_Source data_.

━━━━

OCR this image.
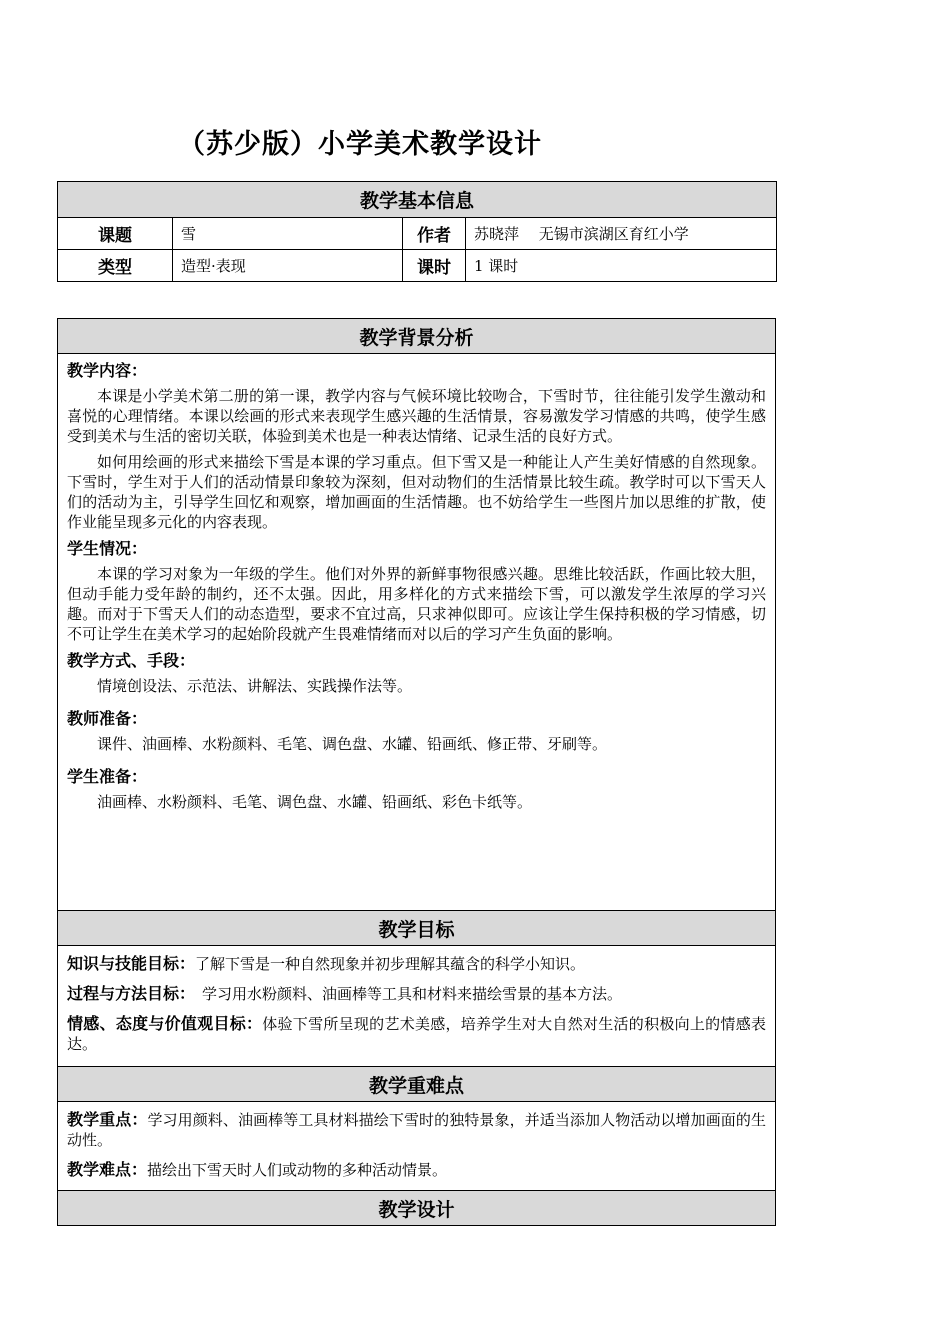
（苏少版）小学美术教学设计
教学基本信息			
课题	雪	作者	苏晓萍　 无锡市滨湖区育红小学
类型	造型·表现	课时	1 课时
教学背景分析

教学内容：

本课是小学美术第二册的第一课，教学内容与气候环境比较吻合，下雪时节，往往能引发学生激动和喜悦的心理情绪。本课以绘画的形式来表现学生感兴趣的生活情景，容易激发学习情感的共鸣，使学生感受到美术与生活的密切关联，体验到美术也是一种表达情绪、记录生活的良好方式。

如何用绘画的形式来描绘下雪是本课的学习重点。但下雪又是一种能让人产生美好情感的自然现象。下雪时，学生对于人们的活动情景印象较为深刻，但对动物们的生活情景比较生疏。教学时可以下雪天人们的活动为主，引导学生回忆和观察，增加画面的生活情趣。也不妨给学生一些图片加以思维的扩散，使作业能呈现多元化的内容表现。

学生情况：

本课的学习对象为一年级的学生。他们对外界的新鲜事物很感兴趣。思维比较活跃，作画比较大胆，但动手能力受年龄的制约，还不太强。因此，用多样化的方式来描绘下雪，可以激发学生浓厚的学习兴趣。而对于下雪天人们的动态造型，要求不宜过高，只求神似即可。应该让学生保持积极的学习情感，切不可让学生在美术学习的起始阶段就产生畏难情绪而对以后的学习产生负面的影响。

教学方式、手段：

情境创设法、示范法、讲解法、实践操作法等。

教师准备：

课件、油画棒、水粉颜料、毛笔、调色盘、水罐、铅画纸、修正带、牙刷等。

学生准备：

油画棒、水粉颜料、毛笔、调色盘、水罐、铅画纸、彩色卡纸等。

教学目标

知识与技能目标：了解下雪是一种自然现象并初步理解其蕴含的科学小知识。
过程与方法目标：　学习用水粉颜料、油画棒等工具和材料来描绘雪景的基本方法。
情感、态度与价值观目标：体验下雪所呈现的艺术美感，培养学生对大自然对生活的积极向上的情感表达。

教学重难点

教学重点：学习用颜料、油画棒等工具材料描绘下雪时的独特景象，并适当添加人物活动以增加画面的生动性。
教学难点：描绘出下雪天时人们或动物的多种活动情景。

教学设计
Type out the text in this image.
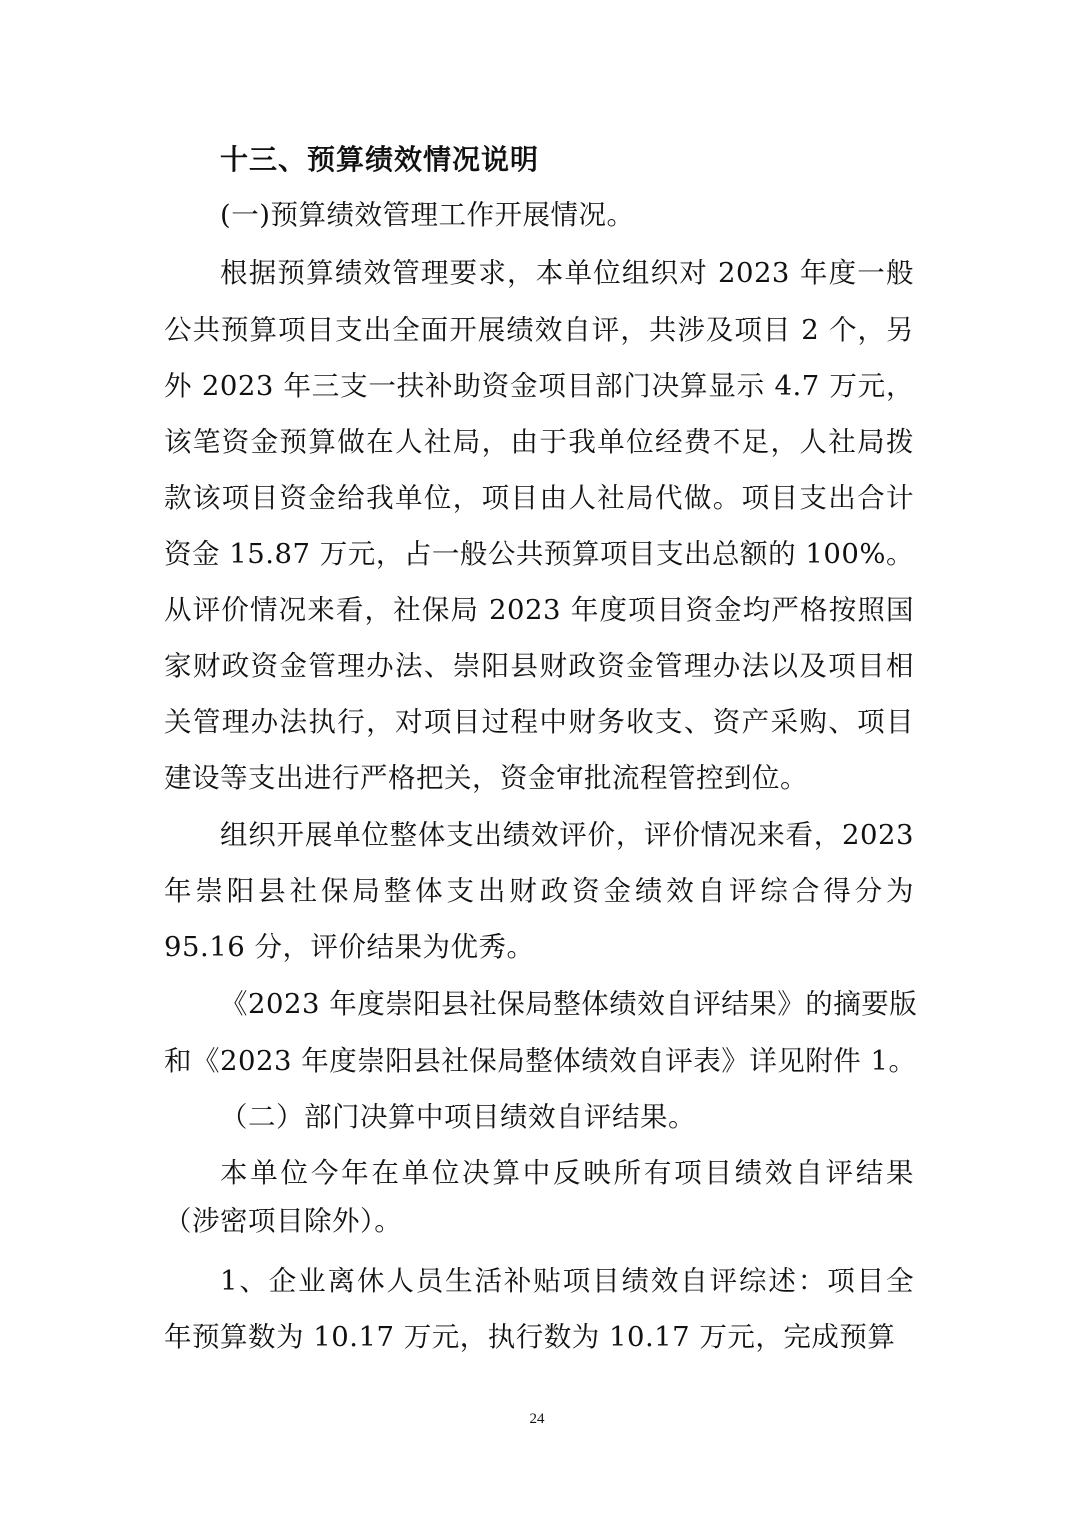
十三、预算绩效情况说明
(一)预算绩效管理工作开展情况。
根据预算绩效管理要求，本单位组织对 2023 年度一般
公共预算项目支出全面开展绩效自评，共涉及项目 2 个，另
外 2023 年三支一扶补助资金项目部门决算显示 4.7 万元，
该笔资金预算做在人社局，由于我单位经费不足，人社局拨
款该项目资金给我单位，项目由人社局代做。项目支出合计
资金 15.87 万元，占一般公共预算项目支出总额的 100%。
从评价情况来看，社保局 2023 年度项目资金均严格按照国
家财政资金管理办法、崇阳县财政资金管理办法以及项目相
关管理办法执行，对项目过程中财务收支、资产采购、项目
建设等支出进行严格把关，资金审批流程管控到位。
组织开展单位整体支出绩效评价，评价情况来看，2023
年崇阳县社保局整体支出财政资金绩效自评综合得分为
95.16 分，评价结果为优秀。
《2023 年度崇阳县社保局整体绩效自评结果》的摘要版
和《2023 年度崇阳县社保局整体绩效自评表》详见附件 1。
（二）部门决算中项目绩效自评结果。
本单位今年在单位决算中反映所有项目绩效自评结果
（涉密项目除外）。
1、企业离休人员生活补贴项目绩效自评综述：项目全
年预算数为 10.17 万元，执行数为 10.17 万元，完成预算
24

━━━━

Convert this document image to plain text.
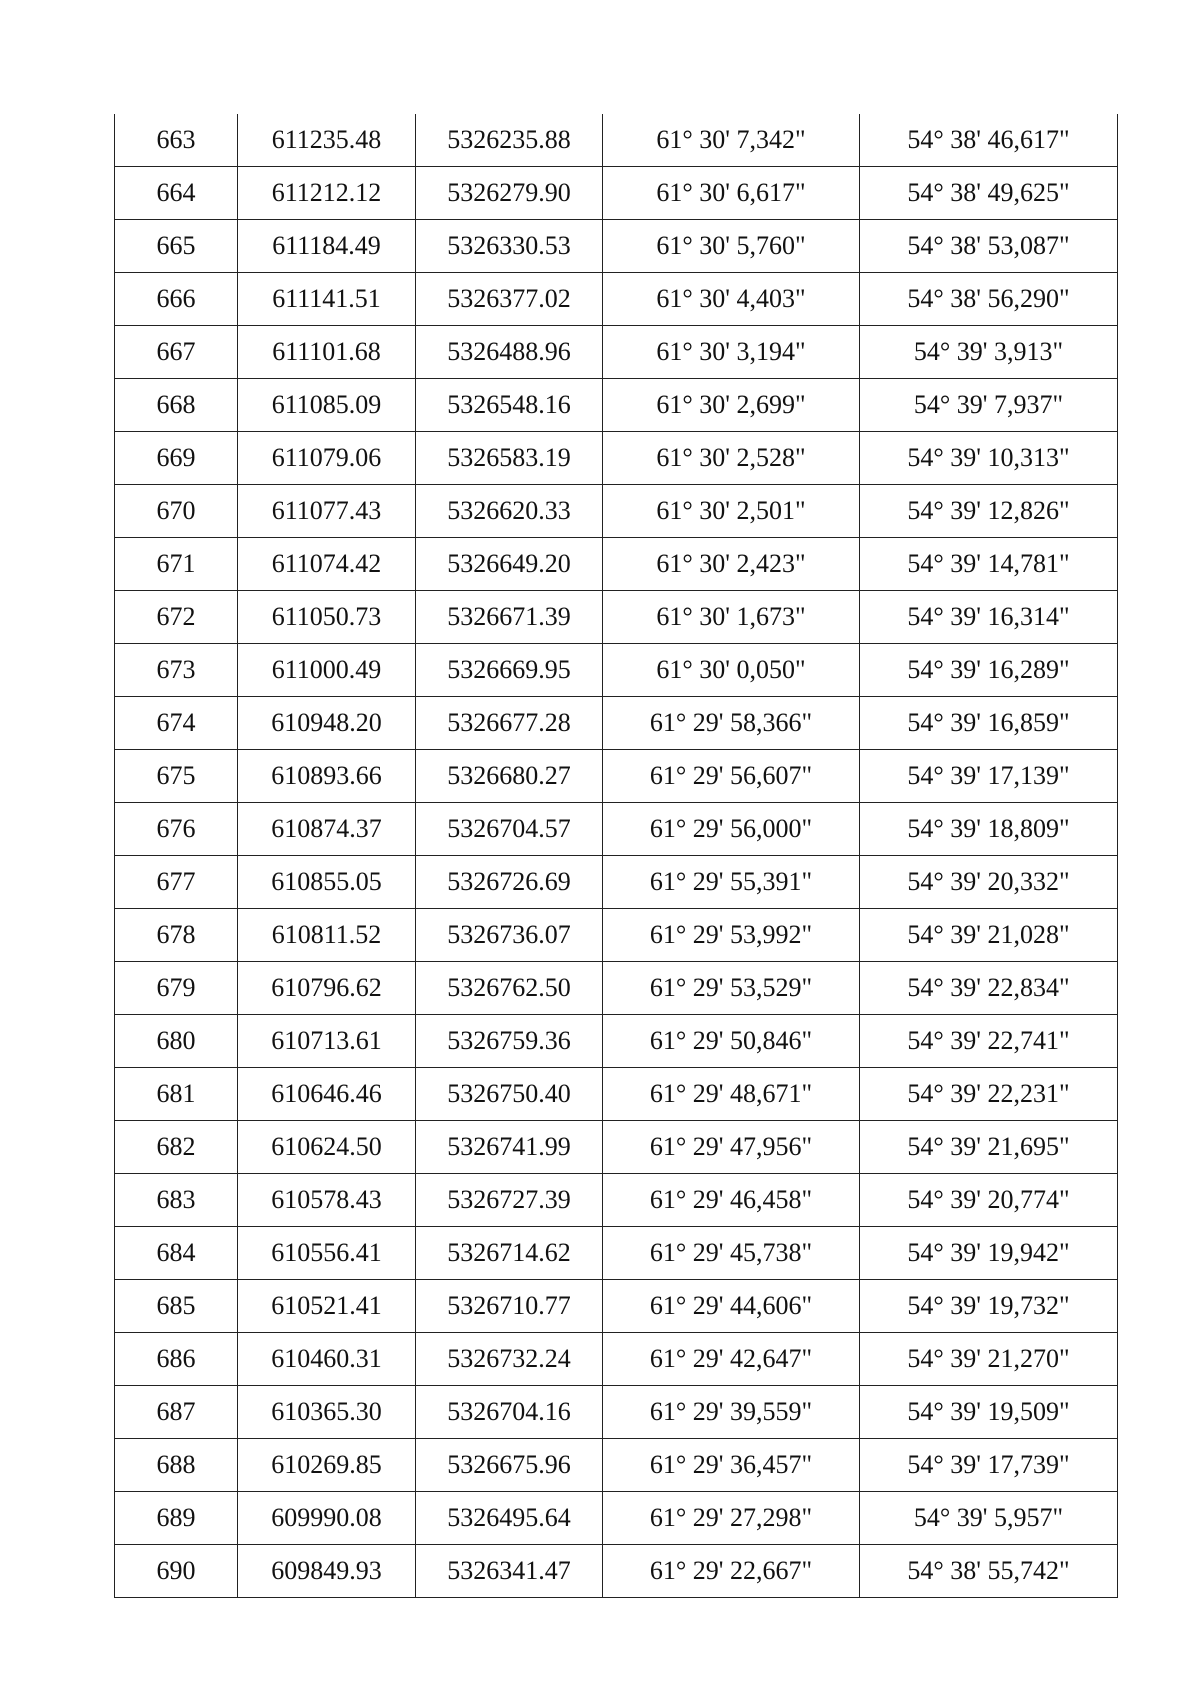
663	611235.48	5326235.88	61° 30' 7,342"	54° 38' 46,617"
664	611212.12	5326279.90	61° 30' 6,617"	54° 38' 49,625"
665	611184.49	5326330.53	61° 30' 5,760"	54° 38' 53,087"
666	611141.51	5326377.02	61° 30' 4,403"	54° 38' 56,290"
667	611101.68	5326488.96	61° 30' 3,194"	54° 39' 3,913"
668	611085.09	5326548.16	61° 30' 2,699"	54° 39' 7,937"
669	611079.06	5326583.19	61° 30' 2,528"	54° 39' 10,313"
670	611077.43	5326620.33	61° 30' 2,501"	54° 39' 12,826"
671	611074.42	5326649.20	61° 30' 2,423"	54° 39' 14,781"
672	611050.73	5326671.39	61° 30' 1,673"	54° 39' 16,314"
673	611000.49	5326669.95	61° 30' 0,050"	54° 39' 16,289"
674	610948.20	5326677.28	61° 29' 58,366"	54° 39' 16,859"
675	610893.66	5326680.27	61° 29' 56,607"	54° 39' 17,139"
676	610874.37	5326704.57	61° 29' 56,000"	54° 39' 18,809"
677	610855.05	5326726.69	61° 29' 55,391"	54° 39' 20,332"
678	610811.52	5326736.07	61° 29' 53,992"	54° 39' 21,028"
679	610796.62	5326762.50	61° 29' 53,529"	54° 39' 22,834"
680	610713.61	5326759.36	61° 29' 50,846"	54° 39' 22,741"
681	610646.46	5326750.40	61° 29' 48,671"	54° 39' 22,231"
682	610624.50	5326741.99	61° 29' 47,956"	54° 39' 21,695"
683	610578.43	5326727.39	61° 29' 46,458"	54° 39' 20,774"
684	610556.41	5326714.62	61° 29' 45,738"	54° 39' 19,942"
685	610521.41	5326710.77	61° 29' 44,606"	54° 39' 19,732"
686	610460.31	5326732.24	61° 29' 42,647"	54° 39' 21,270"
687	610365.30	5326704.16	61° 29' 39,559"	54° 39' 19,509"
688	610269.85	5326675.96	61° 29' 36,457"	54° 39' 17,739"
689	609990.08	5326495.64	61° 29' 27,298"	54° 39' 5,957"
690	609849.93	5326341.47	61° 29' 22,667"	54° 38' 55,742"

━━━━

_Exercise instructions_. Every line above that contains the word "this" should be reported.

_Complete response_.
OCR this image.
Type out the text in this image.
Convert this document image to plain text.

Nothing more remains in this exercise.